## STATED GOAL:
Every line of the material is to be repeated exactly as it stands.

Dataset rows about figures
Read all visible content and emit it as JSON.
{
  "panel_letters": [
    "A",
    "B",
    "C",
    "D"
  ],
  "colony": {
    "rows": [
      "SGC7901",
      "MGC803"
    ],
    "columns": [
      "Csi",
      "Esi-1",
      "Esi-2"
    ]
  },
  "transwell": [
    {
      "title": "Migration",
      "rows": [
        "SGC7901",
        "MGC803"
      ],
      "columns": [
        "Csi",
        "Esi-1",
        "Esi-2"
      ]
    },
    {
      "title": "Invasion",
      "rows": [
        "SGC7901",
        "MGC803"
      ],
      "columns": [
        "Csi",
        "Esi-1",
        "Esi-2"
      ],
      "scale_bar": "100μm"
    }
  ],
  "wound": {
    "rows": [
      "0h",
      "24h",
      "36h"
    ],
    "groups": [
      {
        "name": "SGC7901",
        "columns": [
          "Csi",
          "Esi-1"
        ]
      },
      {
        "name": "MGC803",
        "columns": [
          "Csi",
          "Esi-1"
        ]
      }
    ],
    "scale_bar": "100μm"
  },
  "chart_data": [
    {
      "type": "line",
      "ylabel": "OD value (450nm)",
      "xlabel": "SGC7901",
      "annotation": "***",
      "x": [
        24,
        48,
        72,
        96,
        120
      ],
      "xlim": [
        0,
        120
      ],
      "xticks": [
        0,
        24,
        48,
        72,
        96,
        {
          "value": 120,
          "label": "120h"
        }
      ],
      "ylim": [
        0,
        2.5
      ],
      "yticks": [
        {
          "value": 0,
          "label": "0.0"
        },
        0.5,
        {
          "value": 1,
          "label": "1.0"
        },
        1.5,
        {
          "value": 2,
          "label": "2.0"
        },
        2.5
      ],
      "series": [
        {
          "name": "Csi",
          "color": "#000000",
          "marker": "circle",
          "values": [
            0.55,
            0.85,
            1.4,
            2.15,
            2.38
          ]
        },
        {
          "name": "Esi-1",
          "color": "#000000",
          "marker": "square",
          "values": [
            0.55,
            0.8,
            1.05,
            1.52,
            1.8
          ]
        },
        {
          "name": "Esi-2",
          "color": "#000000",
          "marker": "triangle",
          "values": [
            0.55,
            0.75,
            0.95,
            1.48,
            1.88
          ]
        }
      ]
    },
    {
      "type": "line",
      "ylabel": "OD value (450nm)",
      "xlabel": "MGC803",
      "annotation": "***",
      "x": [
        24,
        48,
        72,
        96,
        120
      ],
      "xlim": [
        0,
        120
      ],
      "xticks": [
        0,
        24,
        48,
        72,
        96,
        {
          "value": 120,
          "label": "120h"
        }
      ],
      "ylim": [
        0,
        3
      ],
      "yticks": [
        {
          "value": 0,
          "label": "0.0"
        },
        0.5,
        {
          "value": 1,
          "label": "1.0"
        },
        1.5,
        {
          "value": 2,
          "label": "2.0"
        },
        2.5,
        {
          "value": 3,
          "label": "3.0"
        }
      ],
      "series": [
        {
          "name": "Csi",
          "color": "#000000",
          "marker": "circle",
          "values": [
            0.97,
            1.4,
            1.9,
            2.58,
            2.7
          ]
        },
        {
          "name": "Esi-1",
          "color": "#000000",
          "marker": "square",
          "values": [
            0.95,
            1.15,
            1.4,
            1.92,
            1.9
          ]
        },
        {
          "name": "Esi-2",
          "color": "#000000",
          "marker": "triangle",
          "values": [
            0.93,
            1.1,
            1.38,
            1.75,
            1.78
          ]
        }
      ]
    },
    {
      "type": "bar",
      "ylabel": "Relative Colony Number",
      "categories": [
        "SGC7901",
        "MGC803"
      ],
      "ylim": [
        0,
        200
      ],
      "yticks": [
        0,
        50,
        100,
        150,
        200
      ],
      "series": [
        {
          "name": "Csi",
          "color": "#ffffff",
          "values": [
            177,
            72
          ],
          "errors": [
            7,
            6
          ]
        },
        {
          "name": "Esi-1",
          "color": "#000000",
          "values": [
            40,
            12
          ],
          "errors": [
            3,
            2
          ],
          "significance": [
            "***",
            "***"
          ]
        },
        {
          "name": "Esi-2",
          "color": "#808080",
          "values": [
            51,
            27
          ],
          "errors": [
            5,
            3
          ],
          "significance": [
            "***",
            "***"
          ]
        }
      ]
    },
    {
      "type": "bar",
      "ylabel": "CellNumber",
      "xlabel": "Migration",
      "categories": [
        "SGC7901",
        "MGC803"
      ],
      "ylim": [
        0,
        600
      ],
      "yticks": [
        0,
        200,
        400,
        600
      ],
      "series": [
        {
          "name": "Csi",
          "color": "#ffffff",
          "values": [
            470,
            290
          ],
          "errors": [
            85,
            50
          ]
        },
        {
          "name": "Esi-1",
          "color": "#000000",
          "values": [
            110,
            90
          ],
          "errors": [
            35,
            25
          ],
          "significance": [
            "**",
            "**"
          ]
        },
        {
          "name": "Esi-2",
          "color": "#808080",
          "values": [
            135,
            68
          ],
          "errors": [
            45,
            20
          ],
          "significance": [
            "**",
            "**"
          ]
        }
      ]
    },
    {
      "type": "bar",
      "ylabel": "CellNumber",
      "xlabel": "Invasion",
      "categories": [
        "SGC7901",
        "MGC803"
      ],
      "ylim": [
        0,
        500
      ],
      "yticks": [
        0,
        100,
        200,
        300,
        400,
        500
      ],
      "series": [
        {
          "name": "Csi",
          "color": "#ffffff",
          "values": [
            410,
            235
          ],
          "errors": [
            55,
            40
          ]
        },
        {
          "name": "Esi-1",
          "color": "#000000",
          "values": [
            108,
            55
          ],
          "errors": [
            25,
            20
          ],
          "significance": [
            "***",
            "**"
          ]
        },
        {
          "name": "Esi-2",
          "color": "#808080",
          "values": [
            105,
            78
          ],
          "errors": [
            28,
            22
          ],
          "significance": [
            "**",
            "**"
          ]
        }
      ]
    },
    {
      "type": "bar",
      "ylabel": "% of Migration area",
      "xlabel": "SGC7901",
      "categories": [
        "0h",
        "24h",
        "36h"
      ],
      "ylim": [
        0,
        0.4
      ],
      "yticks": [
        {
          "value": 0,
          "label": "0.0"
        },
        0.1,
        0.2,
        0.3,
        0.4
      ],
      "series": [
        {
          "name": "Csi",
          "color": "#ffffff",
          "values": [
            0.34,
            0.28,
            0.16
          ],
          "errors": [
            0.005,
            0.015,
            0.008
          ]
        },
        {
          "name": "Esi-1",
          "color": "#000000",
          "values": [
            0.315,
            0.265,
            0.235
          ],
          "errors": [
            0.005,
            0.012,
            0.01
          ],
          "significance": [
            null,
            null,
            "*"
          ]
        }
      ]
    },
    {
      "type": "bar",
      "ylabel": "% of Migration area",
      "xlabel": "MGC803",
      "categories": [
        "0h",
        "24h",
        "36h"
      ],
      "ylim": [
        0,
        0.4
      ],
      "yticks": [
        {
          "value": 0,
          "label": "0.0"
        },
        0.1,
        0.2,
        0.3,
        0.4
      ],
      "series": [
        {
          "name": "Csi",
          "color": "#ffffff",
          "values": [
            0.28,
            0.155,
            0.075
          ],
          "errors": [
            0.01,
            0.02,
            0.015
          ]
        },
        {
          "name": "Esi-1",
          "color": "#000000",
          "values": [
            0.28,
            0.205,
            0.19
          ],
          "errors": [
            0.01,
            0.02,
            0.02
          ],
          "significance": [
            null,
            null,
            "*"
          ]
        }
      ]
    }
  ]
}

## FINAL RESULT:
Read all visible content and emit it as JSON.
{
  "panel_letters": [
    "A",
    "B",
    "C",
    "D"
  ],
  "colony": {
    "rows": [
      "SGC7901",
      "MGC803"
    ],
    "columns": [
      "Csi",
      "Esi-1",
      "Esi-2"
    ]
  },
  "transwell": [
    {
      "title": "Migration",
      "rows": [
        "SGC7901",
        "MGC803"
      ],
      "columns": [
        "Csi",
        "Esi-1",
        "Esi-2"
      ]
    },
    {
      "title": "Invasion",
      "rows": [
        "SGC7901",
        "MGC803"
      ],
      "columns": [
        "Csi",
        "Esi-1",
        "Esi-2"
      ],
      "scale_bar": "100μm"
    }
  ],
  "wound": {
    "rows": [
      "0h",
      "24h",
      "36h"
    ],
    "groups": [
      {
        "name": "SGC7901",
        "columns": [
          "Csi",
          "Esi-1"
        ]
      },
      {
        "name": "MGC803",
        "columns": [
          "Csi",
          "Esi-1"
        ]
      }
    ],
    "scale_bar": "100μm"
  },
  "chart_data": [
    {
      "type": "line",
      "ylabel": "OD value (450nm)",
      "xlabel": "SGC7901",
      "annotation": "***",
      "x": [
        24,
        48,
        72,
        96,
        120
      ],
      "xlim": [
        0,
        120
      ],
      "xticks": [
        0,
        24,
        48,
        72,
        96,
        {
          "value": 120,
          "label": "120h"
        }
      ],
      "ylim": [
        0,
        2.5
      ],
      "yticks": [
        {
          "value": 0,
          "label": "0.0"
        },
        0.5,
        {
          "value": 1,
          "label": "1.0"
        },
        1.5,
        {
          "value": 2,
          "label": "2.0"
        },
        2.5
      ],
      "series": [
        {
          "name": "Csi",
          "color": "#000000",
          "marker": "circle",
          "values": [
            0.55,
            0.85,
            1.4,
            2.15,
            2.38
          ]
        },
        {
          "name": "Esi-1",
          "color": "#000000",
          "marker": "square",
          "values": [
            0.55,
            0.8,
            1.05,
            1.52,
            1.8
          ]
        },
        {
          "name": "Esi-2",
          "color": "#000000",
          "marker": "triangle",
          "values": [
            0.55,
            0.75,
            0.95,
            1.48,
            1.88
          ]
        }
      ]
    },
    {
      "type": "line",
      "ylabel": "OD value (450nm)",
      "xlabel": "MGC803",
      "annotation": "***",
      "x": [
        24,
        48,
        72,
        96,
        120
      ],
      "xlim": [
        0,
        120
      ],
      "xticks": [
        0,
        24,
        48,
        72,
        96,
        {
          "value": 120,
          "label": "120h"
        }
      ],
      "ylim": [
        0,
        3
      ],
      "yticks": [
        {
          "value": 0,
          "label": "0.0"
        },
        0.5,
        {
          "value": 1,
          "label": "1.0"
        },
        1.5,
        {
          "value": 2,
          "label": "2.0"
        },
        2.5,
        {
          "value": 3,
          "label": "3.0"
        }
      ],
      "series": [
        {
          "name": "Csi",
          "color": "#000000",
          "marker": "circle",
          "values": [
            0.97,
            1.4,
            1.9,
            2.58,
            2.7
          ]
        },
        {
          "name": "Esi-1",
          "color": "#000000",
          "marker": "square",
          "values": [
            0.95,
            1.15,
            1.4,
            1.92,
            1.9
          ]
        },
        {
          "name": "Esi-2",
          "color": "#000000",
          "marker": "triangle",
          "values": [
            0.93,
            1.1,
            1.38,
            1.75,
            1.78
          ]
        }
      ]
    },
    {
      "type": "bar",
      "ylabel": "Relative Colony Number",
      "categories": [
        "SGC7901",
        "MGC803"
      ],
      "ylim": [
        0,
        200
      ],
      "yticks": [
        0,
        50,
        100,
        150,
        200
      ],
      "series": [
        {
          "name": "Csi",
          "color": "#ffffff",
          "values": [
            177,
            72
          ],
          "errors": [
            7,
            6
          ]
        },
        {
          "name": "Esi-1",
          "color": "#000000",
          "values": [
            40,
            12
          ],
          "errors": [
            3,
            2
          ],
          "significance": [
            "***",
            "***"
          ]
        },
        {
          "name": "Esi-2",
          "color": "#808080",
          "values": [
            51,
            27
          ],
          "errors": [
            5,
            3
          ],
          "significance": [
            "***",
            "***"
          ]
        }
      ]
    },
    {
      "type": "bar",
      "ylabel": "CellNumber",
      "xlabel": "Migration",
      "categories": [
        "SGC7901",
        "MGC803"
      ],
      "ylim": [
        0,
        600
      ],
      "yticks": [
        0,
        200,
        400,
        600
      ],
      "series": [
        {
          "name": "Csi",
          "color": "#ffffff",
          "values": [
            470,
            290
          ],
          "errors": [
            85,
            50
          ]
        },
        {
          "name": "Esi-1",
          "color": "#000000",
          "values": [
            110,
            90
          ],
          "errors": [
            35,
            25
          ],
          "significance": [
            "**",
            "**"
          ]
        },
        {
          "name": "Esi-2",
          "color": "#808080",
          "values": [
            135,
            68
          ],
          "errors": [
            45,
            20
          ],
          "significance": [
            "**",
            "**"
          ]
        }
      ]
    },
    {
      "type": "bar",
      "ylabel": "CellNumber",
      "xlabel": "Invasion",
      "categories": [
        "SGC7901",
        "MGC803"
      ],
      "ylim": [
        0,
        500
      ],
      "yticks": [
        0,
        100,
        200,
        300,
        400,
        500
      ],
      "series": [
        {
          "name": "Csi",
          "color": "#ffffff",
          "values": [
            410,
            235
          ],
          "errors": [
            55,
            40
          ]
        },
        {
          "name": "Esi-1",
          "color": "#000000",
          "values": [
            108,
            55
          ],
          "errors": [
            25,
            20
          ],
          "significance": [
            "***",
            "**"
          ]
        },
        {
          "name": "Esi-2",
          "color": "#808080",
          "values": [
            105,
            78
          ],
          "errors": [
            28,
            22
          ],
          "significance": [
            "**",
            "**"
          ]
        }
      ]
    },
    {
      "type": "bar",
      "ylabel": "% of Migration area",
      "xlabel": "SGC7901",
      "categories": [
        "0h",
        "24h",
        "36h"
      ],
      "ylim": [
        0,
        0.4
      ],
      "yticks": [
        {
          "value": 0,
          "label": "0.0"
        },
        0.1,
        0.2,
        0.3,
        0.4
      ],
      "series": [
        {
          "name": "Csi",
          "color": "#ffffff",
          "values": [
            0.34,
            0.28,
            0.16
          ],
          "errors": [
            0.005,
            0.015,
            0.008
          ]
        },
        {
          "name": "Esi-1",
          "color": "#000000",
          "values": [
            0.315,
            0.265,
            0.235
          ],
          "errors": [
            0.005,
            0.012,
            0.01
          ],
          "significance": [
            null,
            null,
            "*"
          ]
        }
      ]
    },
    {
      "type": "bar",
      "ylabel": "% of Migration area",
      "xlabel": "MGC803",
      "categories": [
        "0h",
        "24h",
        "36h"
      ],
      "ylim": [
        0,
        0.4
      ],
      "yticks": [
        {
          "value": 0,
          "label": "0.0"
        },
        0.1,
        0.2,
        0.3,
        0.4
      ],
      "series": [
        {
          "name": "Csi",
          "color": "#ffffff",
          "values": [
            0.28,
            0.155,
            0.075
          ],
          "errors": [
            0.01,
            0.02,
            0.015
          ]
        },
        {
          "name": "Esi-1",
          "color": "#000000",
          "values": [
            0.28,
            0.205,
            0.19
          ],
          "errors": [
            0.01,
            0.02,
            0.02
          ],
          "significance": [
            null,
            null,
            "*"
          ]
        }
      ]
    }
  ]
}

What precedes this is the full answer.